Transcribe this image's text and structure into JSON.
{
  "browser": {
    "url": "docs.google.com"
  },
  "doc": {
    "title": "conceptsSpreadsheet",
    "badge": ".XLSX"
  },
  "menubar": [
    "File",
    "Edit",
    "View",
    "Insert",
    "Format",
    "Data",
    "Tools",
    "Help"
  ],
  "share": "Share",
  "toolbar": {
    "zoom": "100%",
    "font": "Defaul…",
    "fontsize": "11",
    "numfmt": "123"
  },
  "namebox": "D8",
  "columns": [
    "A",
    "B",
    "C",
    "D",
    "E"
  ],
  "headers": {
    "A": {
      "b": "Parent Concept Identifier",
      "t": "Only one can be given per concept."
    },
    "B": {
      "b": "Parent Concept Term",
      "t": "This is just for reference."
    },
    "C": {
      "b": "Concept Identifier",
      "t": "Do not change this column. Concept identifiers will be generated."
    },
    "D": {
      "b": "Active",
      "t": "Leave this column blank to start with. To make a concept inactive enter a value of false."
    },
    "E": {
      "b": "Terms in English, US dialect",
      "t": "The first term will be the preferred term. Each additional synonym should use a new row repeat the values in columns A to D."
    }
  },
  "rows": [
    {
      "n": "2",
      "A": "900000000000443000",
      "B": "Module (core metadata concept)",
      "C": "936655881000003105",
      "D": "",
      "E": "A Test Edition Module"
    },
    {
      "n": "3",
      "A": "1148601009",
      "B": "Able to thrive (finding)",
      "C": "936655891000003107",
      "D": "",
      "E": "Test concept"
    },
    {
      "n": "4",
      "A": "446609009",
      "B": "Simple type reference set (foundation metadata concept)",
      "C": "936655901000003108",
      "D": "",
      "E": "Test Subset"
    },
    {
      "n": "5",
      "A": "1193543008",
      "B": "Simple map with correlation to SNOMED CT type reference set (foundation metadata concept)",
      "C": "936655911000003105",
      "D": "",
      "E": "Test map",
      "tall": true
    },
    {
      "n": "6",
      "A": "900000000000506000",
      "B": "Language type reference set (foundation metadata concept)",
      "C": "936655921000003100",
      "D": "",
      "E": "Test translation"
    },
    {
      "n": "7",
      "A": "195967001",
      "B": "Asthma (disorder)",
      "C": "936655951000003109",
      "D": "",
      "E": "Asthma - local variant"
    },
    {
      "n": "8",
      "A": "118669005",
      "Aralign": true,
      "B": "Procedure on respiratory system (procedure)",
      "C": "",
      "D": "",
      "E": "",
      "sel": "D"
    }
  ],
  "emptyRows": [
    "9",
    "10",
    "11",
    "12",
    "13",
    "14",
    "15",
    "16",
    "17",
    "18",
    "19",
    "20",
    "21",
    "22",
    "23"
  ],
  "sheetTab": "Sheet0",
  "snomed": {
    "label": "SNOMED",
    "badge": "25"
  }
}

→ **What this task involves**
The listing above should be transcribed in full, exactly as written.

→ **Solution for this exercise**
Transcribe this image's text and structure into JSON.
{
  "browser": {
    "url": "docs.google.com"
  },
  "doc": {
    "title": "conceptsSpreadsheet",
    "badge": ".XLSX"
  },
  "menubar": [
    "File",
    "Edit",
    "View",
    "Insert",
    "Format",
    "Data",
    "Tools",
    "Help"
  ],
  "share": "Share",
  "toolbar": {
    "zoom": "100%",
    "font": "Defaul…",
    "fontsize": "11",
    "numfmt": "123"
  },
  "namebox": "D8",
  "columns": [
    "A",
    "B",
    "C",
    "D",
    "E"
  ],
  "headers": {
    "A": {
      "b": "Parent Concept Identifier",
      "t": "Only one can be given per concept."
    },
    "B": {
      "b": "Parent Concept Term",
      "t": "This is just for reference."
    },
    "C": {
      "b": "Concept Identifier",
      "t": "Do not change this column. Concept identifiers will be generated."
    },
    "D": {
      "b": "Active",
      "t": "Leave this column blank to start with. To make a concept inactive enter a value of false."
    },
    "E": {
      "b": "Terms in English, US dialect",
      "t": "The first term will be the preferred term. Each additional synonym should use a new row repeat the values in columns A to D."
    }
  },
  "rows": [
    {
      "n": "2",
      "A": "900000000000443000",
      "B": "Module (core metadata concept)",
      "C": "936655881000003105",
      "D": "",
      "E": "A Test Edition Module"
    },
    {
      "n": "3",
      "A": "1148601009",
      "B": "Able to thrive (finding)",
      "C": "936655891000003107",
      "D": "",
      "E": "Test concept"
    },
    {
      "n": "4",
      "A": "446609009",
      "B": "Simple type reference set (foundation metadata concept)",
      "C": "936655901000003108",
      "D": "",
      "E": "Test Subset"
    },
    {
      "n": "5",
      "A": "1193543008",
      "B": "Simple map with correlation to SNOMED CT type reference set (foundation metadata concept)",
      "C": "936655911000003105",
      "D": "",
      "E": "Test map",
      "tall": true
    },
    {
      "n": "6",
      "A": "900000000000506000",
      "B": "Language type reference set (foundation metadata concept)",
      "C": "936655921000003100",
      "D": "",
      "E": "Test translation"
    },
    {
      "n": "7",
      "A": "195967001",
      "B": "Asthma (disorder)",
      "C": "936655951000003109",
      "D": "",
      "E": "Asthma - local variant"
    },
    {
      "n": "8",
      "A": "118669005",
      "Aralign": true,
      "B": "Procedure on respiratory system (procedure)",
      "C": "",
      "D": "",
      "E": "",
      "sel": "D"
    }
  ],
  "emptyRows": [
    "9",
    "10",
    "11",
    "12",
    "13",
    "14",
    "15",
    "16",
    "17",
    "18",
    "19",
    "20",
    "21",
    "22",
    "23"
  ],
  "sheetTab": "Sheet0",
  "snomed": {
    "label": "SNOMED",
    "badge": "25"
  }
}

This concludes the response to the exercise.